**Problem requirements**
Your task is to retype each line of the data below exactly.

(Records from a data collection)
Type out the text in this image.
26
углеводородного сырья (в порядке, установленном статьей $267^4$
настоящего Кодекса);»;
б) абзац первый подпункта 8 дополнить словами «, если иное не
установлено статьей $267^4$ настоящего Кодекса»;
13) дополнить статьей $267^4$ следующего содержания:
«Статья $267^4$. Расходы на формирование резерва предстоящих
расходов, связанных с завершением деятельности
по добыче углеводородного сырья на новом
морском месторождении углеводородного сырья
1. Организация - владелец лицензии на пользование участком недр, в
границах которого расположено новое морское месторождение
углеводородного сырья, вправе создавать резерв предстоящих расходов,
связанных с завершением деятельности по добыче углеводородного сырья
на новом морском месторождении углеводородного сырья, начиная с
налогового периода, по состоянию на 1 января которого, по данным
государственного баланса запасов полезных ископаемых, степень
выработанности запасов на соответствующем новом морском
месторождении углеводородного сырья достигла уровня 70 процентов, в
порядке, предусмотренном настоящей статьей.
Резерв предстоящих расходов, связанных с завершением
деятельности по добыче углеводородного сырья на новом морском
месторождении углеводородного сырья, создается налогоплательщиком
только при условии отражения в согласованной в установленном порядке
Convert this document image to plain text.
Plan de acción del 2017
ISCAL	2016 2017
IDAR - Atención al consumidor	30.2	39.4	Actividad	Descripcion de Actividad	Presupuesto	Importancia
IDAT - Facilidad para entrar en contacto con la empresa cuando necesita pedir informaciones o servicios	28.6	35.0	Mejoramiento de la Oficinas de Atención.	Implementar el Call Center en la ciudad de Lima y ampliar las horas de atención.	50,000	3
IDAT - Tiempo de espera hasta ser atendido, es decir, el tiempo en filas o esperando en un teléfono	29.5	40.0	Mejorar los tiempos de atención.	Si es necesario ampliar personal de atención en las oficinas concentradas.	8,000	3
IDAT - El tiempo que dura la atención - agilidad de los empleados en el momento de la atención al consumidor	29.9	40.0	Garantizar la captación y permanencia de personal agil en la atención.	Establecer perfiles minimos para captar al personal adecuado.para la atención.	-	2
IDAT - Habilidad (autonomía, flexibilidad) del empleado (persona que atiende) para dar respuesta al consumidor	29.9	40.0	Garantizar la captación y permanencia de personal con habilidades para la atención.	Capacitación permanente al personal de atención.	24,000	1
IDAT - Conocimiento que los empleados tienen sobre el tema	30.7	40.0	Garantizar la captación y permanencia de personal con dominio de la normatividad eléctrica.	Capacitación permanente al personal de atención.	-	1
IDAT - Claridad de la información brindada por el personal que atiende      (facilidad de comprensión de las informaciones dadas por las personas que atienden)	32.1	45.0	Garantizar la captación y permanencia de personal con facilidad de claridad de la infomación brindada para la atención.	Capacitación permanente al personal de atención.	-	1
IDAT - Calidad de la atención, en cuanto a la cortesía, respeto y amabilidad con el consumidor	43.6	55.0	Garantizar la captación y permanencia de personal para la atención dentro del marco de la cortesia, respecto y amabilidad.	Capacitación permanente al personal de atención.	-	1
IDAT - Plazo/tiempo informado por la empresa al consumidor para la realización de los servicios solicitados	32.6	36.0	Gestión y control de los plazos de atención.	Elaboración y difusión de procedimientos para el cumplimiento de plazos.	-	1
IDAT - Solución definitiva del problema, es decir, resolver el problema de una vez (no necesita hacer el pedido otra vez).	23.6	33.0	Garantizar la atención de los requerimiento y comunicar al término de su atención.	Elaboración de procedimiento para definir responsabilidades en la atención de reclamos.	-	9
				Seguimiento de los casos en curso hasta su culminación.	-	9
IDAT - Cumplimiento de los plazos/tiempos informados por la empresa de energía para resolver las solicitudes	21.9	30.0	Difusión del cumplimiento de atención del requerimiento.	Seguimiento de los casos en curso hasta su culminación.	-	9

**Answer**
Type out the text in this image.
26
углеводородного сырья (в порядке, установленном статьей $267^4$
настоящего Кодекса);»;
б) абзац первый подпункта 8 дополнить словами «, если иное не
установлено статьей $267^4$ настоящего Кодекса»;
13) дополнить статьей $267^4$ следующего содержания:
«Статья $267^4$. Расходы на формирование резерва предстоящих
расходов, связанных с завершением деятельности
по добыче углеводородного сырья на новом
морском месторождении углеводородного сырья
1. Организация - владелец лицензии на пользование участком недр, в
границах которого расположено новое морское месторождение
углеводородного сырья, вправе создавать резерв предстоящих расходов,
связанных с завершением деятельности по добыче углеводородного сырья
на новом морском месторождении углеводородного сырья, начиная с
налогового периода, по состоянию на 1 января которого, по данным
государственного баланса запасов полезных ископаемых, степень
выработанности запасов на соответствующем новом морском
месторождении углеводородного сырья достигла уровня 70 процентов, в
порядке, предусмотренном настоящей статьей.
Резерв предстоящих расходов, связанных с завершением
деятельности по добыче углеводородного сырья на новом морском
месторождении углеводородного сырья, создается налогоплательщиком
только при условии отражения в согласованной в установленном порядке
Convert this document image to plain text.
Plan de acción del 2017
ISCAL	2016 2017
IDAR - Atención al consumidor	30.2	39.4	Actividad	Descripcion de Actividad	Presupuesto	Importancia
IDAT - Facilidad para entrar en contacto con la empresa cuando necesita pedir informaciones o servicios	28.6	35.0	Mejoramiento de la Oficinas de Atención.	Implementar el Call Center en la ciudad de Lima y ampliar las horas de atención.	50,000	3
IDAT - Tiempo de espera hasta ser atendido, es decir, el tiempo en filas o esperando en un teléfono	29.5	40.0	Mejorar los tiempos de atención.	Si es necesario ampliar personal de atención en las oficinas concentradas.	8,000	3
IDAT - El tiempo que dura la atención - agilidad de los empleados en el momento de la atención al consumidor	29.9	40.0	Garantizar la captación y permanencia de personal agil en la atención.	Establecer perfiles minimos para captar al personal adecuado.para la atención.	-	2
IDAT - Habilidad (autonomía, flexibilidad) del empleado (persona que atiende) para dar respuesta al consumidor	29.9	40.0	Garantizar la captación y permanencia de personal con habilidades para la atención.	Capacitación permanente al personal de atención.	24,000	1
IDAT - Conocimiento que los empleados tienen sobre el tema	30.7	40.0	Garantizar la captación y permanencia de personal con dominio de la normatividad eléctrica.	Capacitación permanente al personal de atención.	-	1
IDAT - Claridad de la información brindada por el personal que atiende      (facilidad de comprensión de las informaciones dadas por las personas que atienden)	32.1	45.0	Garantizar la captación y permanencia de personal con facilidad de claridad de la infomación brindada para la atención.	Capacitación permanente al personal de atención.	-	1
IDAT - Calidad de la atención, en cuanto a la cortesía, respeto y amabilidad con el consumidor	43.6	55.0	Garantizar la captación y permanencia de personal para la atención dentro del marco de la cortesia, respecto y amabilidad.	Capacitación permanente al personal de atención.	-	1
IDAT - Plazo/tiempo informado por la empresa al consumidor para la realización de los servicios solicitados	32.6	36.0	Gestión y control de los plazos de atención.	Elaboración y difusión de procedimientos para el cumplimiento de plazos.	-	1
IDAT - Solución definitiva del problema, es decir, resolver el problema de una vez (no necesita hacer el pedido otra vez).	23.6	33.0	Garantizar la atención de los requerimiento y comunicar al término de su atención.	Elaboración de procedimiento para definir responsabilidades en la atención de reclamos.	-	9
				Seguimiento de los casos en curso hasta su culminación.	-	9
IDAT - Cumplimiento de los plazos/tiempos informados por la empresa de energía para resolver las solicitudes	21.9	30.0	Difusión del cumplimiento de atención del requerimiento.	Seguimiento de los casos en curso hasta su culminación.	-	9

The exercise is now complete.